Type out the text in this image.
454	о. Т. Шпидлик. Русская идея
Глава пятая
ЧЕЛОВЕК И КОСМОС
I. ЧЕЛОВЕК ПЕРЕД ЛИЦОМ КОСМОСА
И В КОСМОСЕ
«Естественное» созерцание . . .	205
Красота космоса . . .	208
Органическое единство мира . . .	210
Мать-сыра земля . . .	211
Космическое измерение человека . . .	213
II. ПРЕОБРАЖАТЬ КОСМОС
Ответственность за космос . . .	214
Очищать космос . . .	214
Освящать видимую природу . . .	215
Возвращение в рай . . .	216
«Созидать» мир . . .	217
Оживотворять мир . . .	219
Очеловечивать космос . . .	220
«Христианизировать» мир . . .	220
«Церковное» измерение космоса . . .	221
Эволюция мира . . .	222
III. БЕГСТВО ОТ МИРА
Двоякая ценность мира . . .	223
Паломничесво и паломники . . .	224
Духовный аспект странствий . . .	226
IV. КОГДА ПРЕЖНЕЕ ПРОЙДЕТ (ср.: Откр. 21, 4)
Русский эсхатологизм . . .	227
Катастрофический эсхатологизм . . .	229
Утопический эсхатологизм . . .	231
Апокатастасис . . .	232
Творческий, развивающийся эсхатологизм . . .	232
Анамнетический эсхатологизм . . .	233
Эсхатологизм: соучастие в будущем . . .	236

▬▬▬

■ **Task objective**
Transcribe every entry exactly, omitting nothing.

■ **Problem solution**
Type out the text in this image.
454	о. Т. Шпидлик. Русская идея
Глава пятая
ЧЕЛОВЕК И КОСМОС
I. ЧЕЛОВЕК ПЕРЕД ЛИЦОМ КОСМОСА
И В КОСМОСЕ
«Естественное» созерцание . . .	205
Красота космоса . . .	208
Органическое единство мира . . .	210
Мать-сыра земля . . .	211
Космическое измерение человека . . .	213
II. ПРЕОБРАЖАТЬ КОСМОС
Ответственность за космос . . .	214
Очищать космос . . .	214
Освящать видимую природу . . .	215
Возвращение в рай . . .	216
«Созидать» мир . . .	217
Оживотворять мир . . .	219
Очеловечивать космос . . .	220
«Христианизировать» мир . . .	220
«Церковное» измерение космоса . . .	221
Эволюция мира . . .	222
III. БЕГСТВО ОТ МИРА
Двоякая ценность мира . . .	223
Паломничесво и паломники . . .	224
Духовный аспект странствий . . .	226
IV. КОГДА ПРЕЖНЕЕ ПРОЙДЕТ (ср.: Откр. 21, 4)
Русский эсхатологизм . . .	227
Катастрофический эсхатологизм . . .	229
Утопический эсхатологизм . . .	231
Апокатастасис . . .	232
Творческий, развивающийся эсхатологизм . . .	232
Анамнетический эсхатологизм . . .	233
Эсхатологизм: соучастие в будущем . . .	236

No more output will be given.